**PROVIDED MATERIAL**
* * * *

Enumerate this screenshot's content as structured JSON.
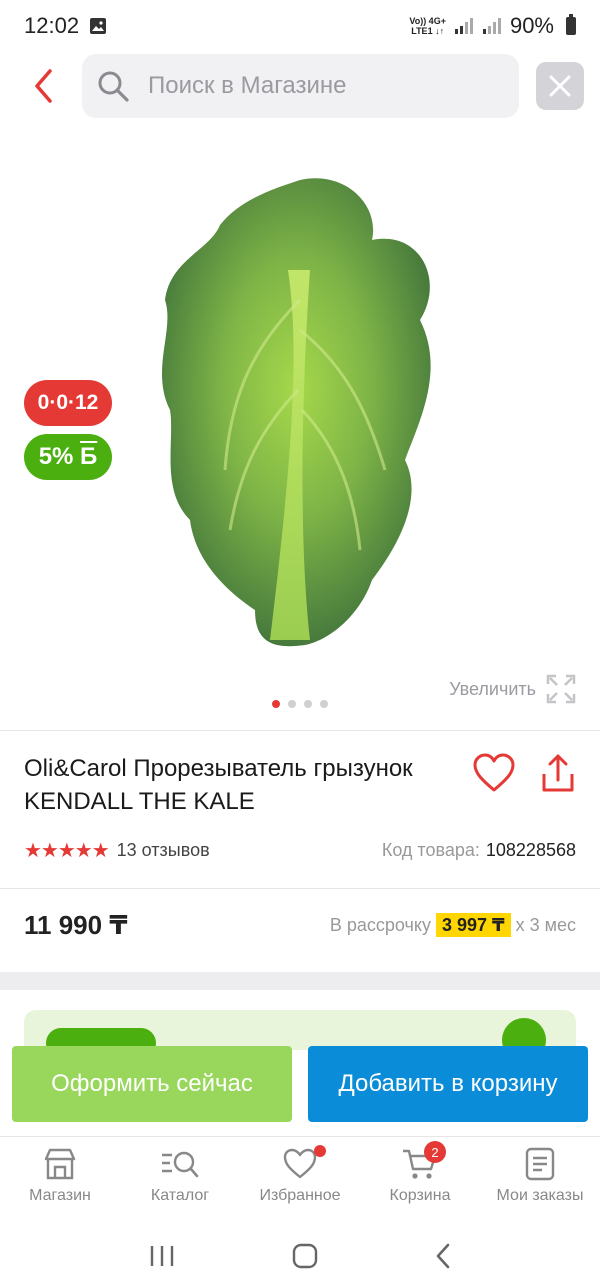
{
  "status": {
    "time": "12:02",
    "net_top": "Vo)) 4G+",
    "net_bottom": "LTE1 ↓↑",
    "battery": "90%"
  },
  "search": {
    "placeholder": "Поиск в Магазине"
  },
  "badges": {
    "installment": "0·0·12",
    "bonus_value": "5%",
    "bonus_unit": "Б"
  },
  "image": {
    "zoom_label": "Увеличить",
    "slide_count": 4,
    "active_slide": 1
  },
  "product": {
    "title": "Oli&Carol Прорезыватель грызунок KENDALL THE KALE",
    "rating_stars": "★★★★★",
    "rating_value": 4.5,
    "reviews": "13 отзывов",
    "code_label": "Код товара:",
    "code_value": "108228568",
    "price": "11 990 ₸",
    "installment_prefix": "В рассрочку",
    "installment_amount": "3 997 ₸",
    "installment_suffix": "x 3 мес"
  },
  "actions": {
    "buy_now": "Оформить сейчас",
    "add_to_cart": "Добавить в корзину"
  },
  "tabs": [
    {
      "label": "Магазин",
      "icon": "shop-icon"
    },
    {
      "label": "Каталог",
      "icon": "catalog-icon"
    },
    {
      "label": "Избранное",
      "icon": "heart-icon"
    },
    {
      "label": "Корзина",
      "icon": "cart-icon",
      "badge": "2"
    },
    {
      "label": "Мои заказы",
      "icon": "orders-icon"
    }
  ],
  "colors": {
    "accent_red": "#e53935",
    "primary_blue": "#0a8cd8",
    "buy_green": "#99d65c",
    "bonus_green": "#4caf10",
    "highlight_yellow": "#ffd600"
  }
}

* * * *

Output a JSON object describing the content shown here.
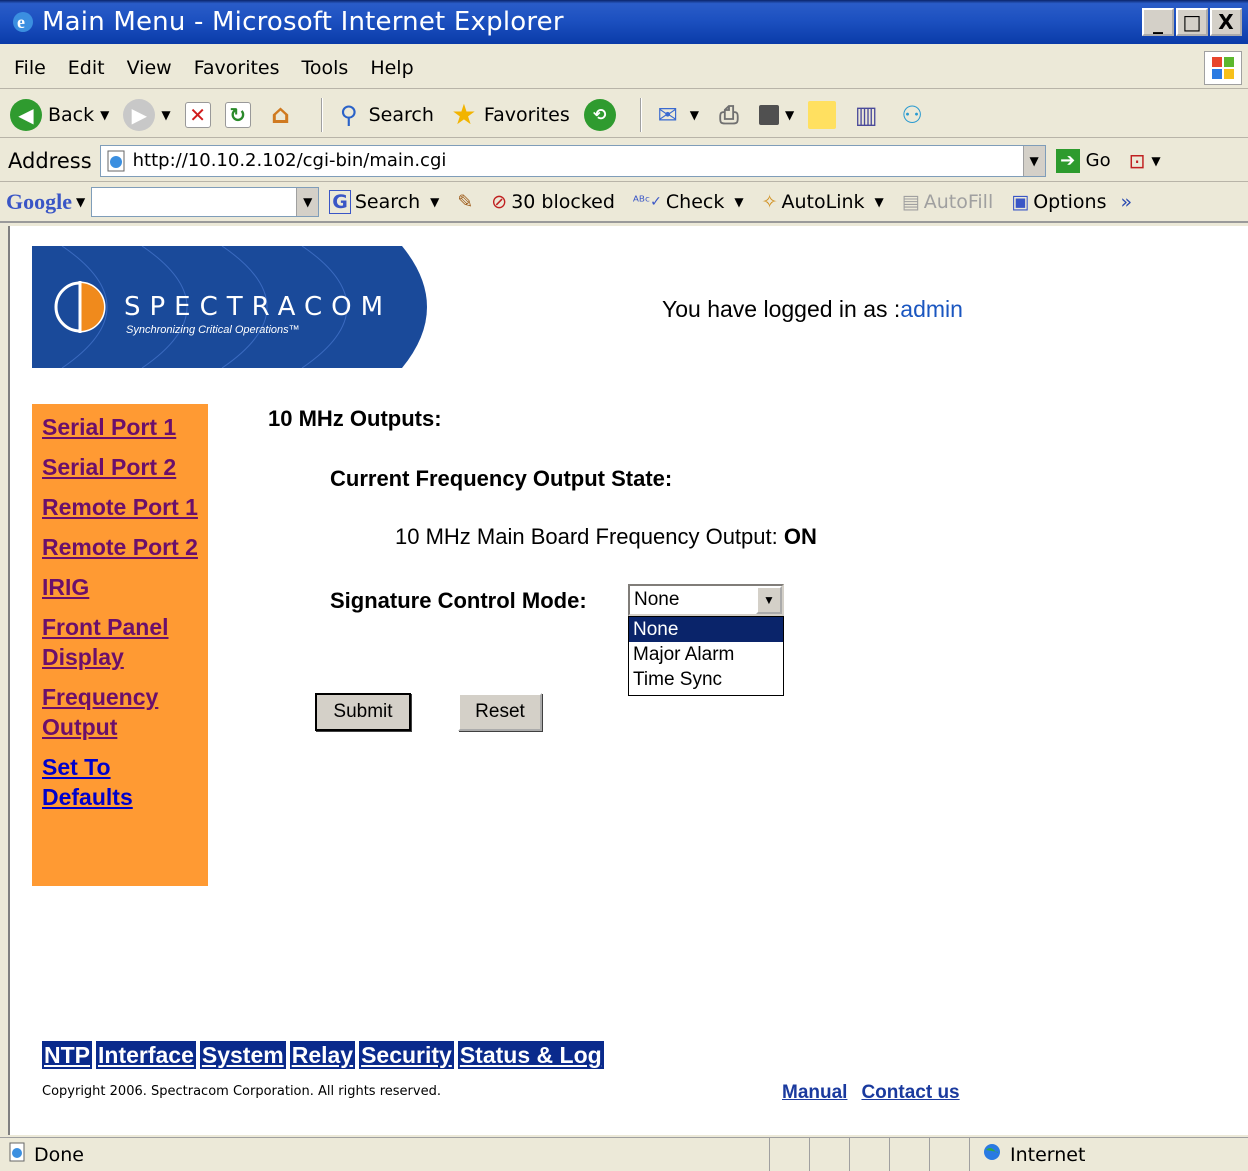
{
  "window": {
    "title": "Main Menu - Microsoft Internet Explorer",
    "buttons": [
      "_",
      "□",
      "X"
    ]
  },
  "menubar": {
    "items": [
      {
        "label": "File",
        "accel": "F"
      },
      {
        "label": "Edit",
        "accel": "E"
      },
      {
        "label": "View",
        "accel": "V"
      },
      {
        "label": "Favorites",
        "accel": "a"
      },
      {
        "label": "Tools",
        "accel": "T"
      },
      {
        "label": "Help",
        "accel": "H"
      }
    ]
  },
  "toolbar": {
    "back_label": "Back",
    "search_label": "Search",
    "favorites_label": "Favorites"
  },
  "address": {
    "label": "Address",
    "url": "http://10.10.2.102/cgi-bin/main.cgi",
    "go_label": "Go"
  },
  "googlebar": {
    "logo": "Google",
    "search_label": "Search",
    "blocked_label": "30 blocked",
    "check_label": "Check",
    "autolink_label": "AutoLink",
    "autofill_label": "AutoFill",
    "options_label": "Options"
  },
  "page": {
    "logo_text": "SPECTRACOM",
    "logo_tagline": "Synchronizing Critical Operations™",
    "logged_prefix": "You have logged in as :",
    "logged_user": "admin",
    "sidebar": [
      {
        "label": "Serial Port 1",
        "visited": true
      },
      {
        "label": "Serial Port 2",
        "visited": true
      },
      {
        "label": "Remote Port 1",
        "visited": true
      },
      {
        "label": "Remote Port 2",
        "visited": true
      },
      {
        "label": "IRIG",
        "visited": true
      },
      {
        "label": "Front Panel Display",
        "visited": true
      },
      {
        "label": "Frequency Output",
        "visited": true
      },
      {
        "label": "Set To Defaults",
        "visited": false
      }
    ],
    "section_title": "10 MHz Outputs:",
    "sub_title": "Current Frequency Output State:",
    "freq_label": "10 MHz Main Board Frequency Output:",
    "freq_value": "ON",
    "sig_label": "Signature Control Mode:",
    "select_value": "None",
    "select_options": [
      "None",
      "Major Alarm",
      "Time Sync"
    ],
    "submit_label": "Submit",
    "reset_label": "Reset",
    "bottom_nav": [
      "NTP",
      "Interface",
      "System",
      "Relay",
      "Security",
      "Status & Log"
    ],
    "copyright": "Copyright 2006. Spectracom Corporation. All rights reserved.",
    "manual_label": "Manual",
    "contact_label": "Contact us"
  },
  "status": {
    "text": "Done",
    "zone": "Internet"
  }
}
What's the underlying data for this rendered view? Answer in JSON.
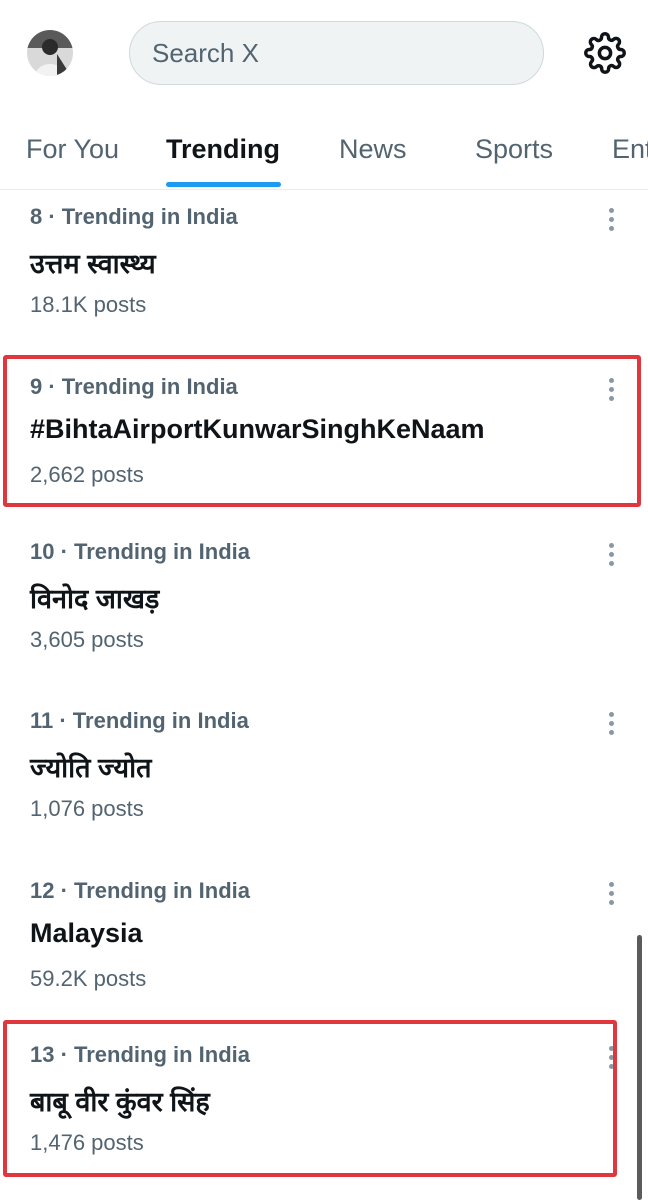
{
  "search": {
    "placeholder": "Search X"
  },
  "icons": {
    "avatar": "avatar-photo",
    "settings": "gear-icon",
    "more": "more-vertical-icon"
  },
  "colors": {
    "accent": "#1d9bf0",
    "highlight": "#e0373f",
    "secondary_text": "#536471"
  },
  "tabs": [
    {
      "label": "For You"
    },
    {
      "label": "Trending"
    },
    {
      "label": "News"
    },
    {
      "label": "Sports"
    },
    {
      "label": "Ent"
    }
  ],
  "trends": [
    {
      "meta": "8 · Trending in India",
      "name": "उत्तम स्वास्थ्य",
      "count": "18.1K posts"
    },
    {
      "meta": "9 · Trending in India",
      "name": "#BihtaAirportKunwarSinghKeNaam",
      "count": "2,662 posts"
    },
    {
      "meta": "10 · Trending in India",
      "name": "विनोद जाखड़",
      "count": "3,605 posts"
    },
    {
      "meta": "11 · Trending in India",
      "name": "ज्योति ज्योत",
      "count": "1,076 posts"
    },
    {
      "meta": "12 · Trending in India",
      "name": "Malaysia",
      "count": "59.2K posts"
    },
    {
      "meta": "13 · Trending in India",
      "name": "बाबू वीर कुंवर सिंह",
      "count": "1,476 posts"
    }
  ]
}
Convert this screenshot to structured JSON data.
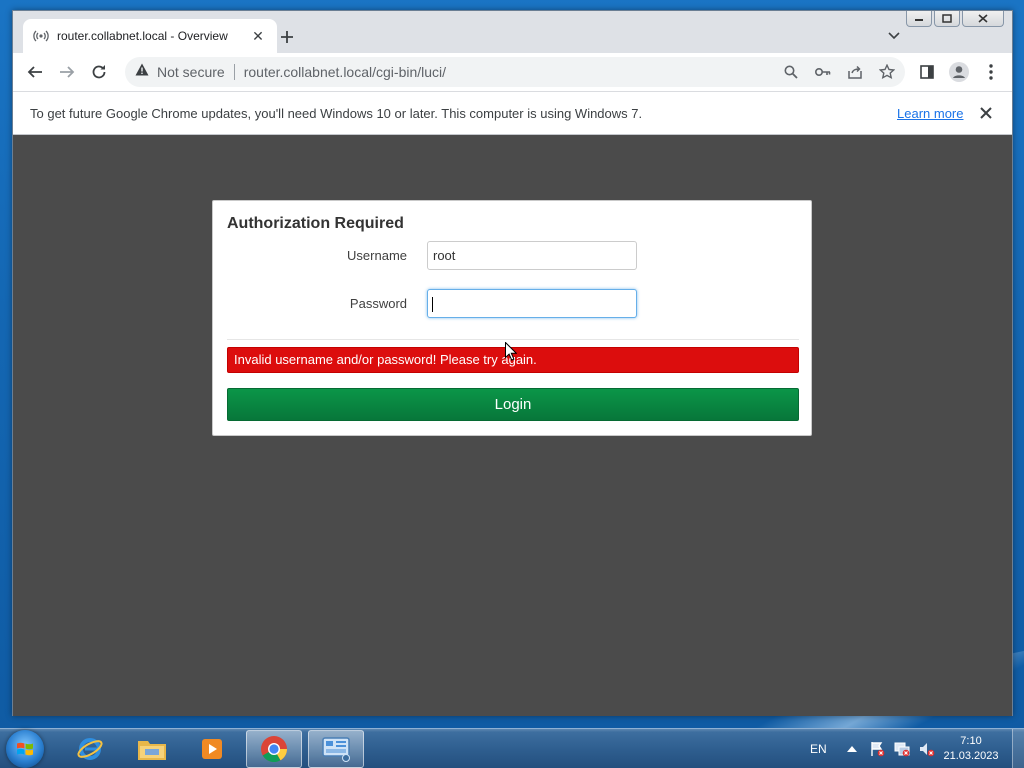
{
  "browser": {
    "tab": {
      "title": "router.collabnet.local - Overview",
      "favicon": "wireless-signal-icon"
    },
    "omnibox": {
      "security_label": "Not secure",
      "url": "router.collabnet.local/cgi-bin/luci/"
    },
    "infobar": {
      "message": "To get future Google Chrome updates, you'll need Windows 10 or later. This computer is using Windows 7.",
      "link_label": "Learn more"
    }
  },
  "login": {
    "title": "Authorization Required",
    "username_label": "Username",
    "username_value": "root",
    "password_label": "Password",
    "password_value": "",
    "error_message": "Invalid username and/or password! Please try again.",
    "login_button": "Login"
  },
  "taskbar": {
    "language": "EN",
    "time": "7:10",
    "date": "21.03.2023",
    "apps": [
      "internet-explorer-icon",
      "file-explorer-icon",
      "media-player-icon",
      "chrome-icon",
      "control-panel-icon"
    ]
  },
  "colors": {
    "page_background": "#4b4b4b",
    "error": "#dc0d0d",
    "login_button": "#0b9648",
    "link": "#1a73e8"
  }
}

* * * *

**PROBLEM STATEMENT**
Copy every line of the data that holds the string "collabnet".

**SOLVED EXERCISE**
      "title": "router.collabnet.local - Overview",
      "url": "router.collabnet.local/cgi-bin/luci/"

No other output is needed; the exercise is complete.